*Exercise instructions:* All records are to be retyped faithfully and completely.

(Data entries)
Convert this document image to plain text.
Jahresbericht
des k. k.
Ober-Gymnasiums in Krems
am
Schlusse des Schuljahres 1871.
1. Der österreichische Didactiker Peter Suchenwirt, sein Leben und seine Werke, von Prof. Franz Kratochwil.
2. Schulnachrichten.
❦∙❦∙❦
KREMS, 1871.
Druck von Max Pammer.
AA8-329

*Correct answer:*
Convert this document image to plain text.
Jahresbericht
des k. k.
Ober-Gymnasiums in Krems
am
Schlusse des Schuljahres 1871.
1. Der österreichische Didactiker Peter Suchenwirt, sein Leben und seine Werke, von Prof. Franz Kratochwil.
2. Schulnachrichten.
❦∙❦∙❦
KREMS, 1871.
Druck von Max Pammer.
AA8-329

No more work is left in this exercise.